Dataset ▸
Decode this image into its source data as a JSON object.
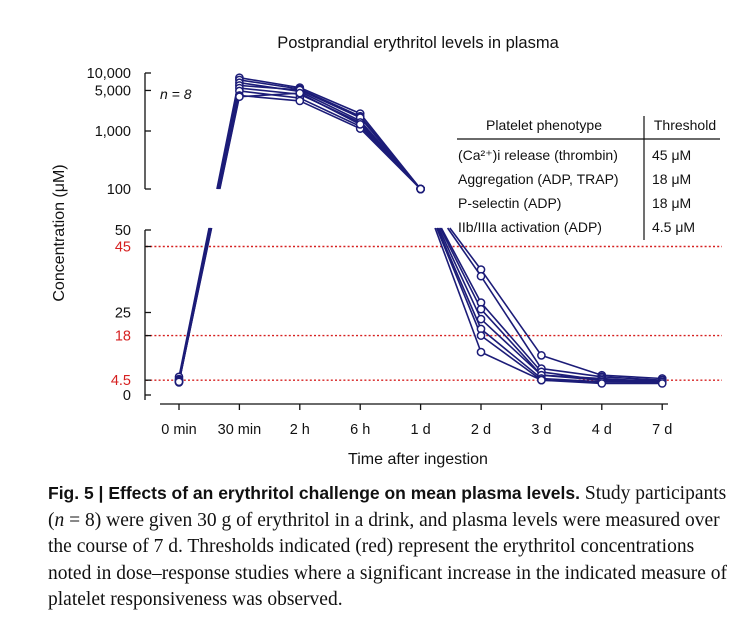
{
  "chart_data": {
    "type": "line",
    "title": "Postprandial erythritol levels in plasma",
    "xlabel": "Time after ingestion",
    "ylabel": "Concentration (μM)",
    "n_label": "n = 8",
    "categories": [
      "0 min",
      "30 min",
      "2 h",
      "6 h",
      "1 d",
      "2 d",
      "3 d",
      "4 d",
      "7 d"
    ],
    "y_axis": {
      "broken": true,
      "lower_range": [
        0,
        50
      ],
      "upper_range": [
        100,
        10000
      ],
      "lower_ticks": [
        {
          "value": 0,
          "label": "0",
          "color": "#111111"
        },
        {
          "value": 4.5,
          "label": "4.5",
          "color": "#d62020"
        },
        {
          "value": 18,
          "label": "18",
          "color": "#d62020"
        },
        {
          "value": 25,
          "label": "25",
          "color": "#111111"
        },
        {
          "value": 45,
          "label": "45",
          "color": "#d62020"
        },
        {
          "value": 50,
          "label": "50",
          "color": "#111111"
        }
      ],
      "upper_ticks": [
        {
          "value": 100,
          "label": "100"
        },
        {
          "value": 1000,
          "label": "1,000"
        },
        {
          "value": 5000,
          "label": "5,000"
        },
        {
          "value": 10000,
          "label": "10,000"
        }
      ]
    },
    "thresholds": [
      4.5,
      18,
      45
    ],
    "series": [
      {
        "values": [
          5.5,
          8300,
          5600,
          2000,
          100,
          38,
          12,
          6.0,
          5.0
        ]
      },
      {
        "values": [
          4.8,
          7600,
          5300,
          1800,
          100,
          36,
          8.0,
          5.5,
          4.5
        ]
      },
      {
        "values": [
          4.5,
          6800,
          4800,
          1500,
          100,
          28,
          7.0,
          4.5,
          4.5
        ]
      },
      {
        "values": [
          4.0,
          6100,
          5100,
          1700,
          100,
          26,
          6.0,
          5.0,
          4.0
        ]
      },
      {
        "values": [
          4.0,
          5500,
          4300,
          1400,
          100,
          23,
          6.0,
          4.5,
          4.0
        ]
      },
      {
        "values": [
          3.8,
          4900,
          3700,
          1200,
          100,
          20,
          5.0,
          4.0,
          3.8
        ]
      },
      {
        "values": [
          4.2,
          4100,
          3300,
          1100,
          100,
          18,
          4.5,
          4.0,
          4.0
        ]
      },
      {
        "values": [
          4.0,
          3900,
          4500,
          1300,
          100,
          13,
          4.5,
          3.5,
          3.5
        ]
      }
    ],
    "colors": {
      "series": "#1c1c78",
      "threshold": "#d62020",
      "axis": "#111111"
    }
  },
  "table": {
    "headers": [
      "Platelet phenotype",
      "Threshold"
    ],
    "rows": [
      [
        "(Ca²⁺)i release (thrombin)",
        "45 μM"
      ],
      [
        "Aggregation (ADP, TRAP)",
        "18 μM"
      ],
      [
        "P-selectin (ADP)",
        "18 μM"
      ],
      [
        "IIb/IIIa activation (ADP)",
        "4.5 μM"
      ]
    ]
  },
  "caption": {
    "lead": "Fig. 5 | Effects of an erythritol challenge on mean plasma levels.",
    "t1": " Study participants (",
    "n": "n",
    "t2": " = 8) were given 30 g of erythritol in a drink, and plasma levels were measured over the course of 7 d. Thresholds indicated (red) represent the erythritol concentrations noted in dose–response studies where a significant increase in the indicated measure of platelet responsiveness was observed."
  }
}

Your objective ▸
Restate the data above word for word. Skip every picture.

Solution for this problem ▸
Decode this image into its source data as a JSON object.
{
  "chart_data": {
    "type": "line",
    "title": "Postprandial erythritol levels in plasma",
    "xlabel": "Time after ingestion",
    "ylabel": "Concentration (μM)",
    "n_label": "n = 8",
    "categories": [
      "0 min",
      "30 min",
      "2 h",
      "6 h",
      "1 d",
      "2 d",
      "3 d",
      "4 d",
      "7 d"
    ],
    "y_axis": {
      "broken": true,
      "lower_range": [
        0,
        50
      ],
      "upper_range": [
        100,
        10000
      ],
      "lower_ticks": [
        {
          "value": 0,
          "label": "0",
          "color": "#111111"
        },
        {
          "value": 4.5,
          "label": "4.5",
          "color": "#d62020"
        },
        {
          "value": 18,
          "label": "18",
          "color": "#d62020"
        },
        {
          "value": 25,
          "label": "25",
          "color": "#111111"
        },
        {
          "value": 45,
          "label": "45",
          "color": "#d62020"
        },
        {
          "value": 50,
          "label": "50",
          "color": "#111111"
        }
      ],
      "upper_ticks": [
        {
          "value": 100,
          "label": "100"
        },
        {
          "value": 1000,
          "label": "1,000"
        },
        {
          "value": 5000,
          "label": "5,000"
        },
        {
          "value": 10000,
          "label": "10,000"
        }
      ]
    },
    "thresholds": [
      4.5,
      18,
      45
    ],
    "series": [
      {
        "values": [
          5.5,
          8300,
          5600,
          2000,
          100,
          38,
          12,
          6.0,
          5.0
        ]
      },
      {
        "values": [
          4.8,
          7600,
          5300,
          1800,
          100,
          36,
          8.0,
          5.5,
          4.5
        ]
      },
      {
        "values": [
          4.5,
          6800,
          4800,
          1500,
          100,
          28,
          7.0,
          4.5,
          4.5
        ]
      },
      {
        "values": [
          4.0,
          6100,
          5100,
          1700,
          100,
          26,
          6.0,
          5.0,
          4.0
        ]
      },
      {
        "values": [
          4.0,
          5500,
          4300,
          1400,
          100,
          23,
          6.0,
          4.5,
          4.0
        ]
      },
      {
        "values": [
          3.8,
          4900,
          3700,
          1200,
          100,
          20,
          5.0,
          4.0,
          3.8
        ]
      },
      {
        "values": [
          4.2,
          4100,
          3300,
          1100,
          100,
          18,
          4.5,
          4.0,
          4.0
        ]
      },
      {
        "values": [
          4.0,
          3900,
          4500,
          1300,
          100,
          13,
          4.5,
          3.5,
          3.5
        ]
      }
    ],
    "colors": {
      "series": "#1c1c78",
      "threshold": "#d62020",
      "axis": "#111111"
    }
  },
  "table": {
    "headers": [
      "Platelet phenotype",
      "Threshold"
    ],
    "rows": [
      [
        "(Ca²⁺)i release (thrombin)",
        "45 μM"
      ],
      [
        "Aggregation (ADP, TRAP)",
        "18 μM"
      ],
      [
        "P-selectin (ADP)",
        "18 μM"
      ],
      [
        "IIb/IIIa activation (ADP)",
        "4.5 μM"
      ]
    ]
  },
  "caption": {
    "lead": "Fig. 5 | Effects of an erythritol challenge on mean plasma levels.",
    "t1": " Study participants (",
    "n": "n",
    "t2": " = 8) were given 30 g of erythritol in a drink, and plasma levels were measured over the course of 7 d. Thresholds indicated (red) represent the erythritol concentrations noted in dose–response studies where a significant increase in the indicated measure of platelet responsiveness was observed."
  }
}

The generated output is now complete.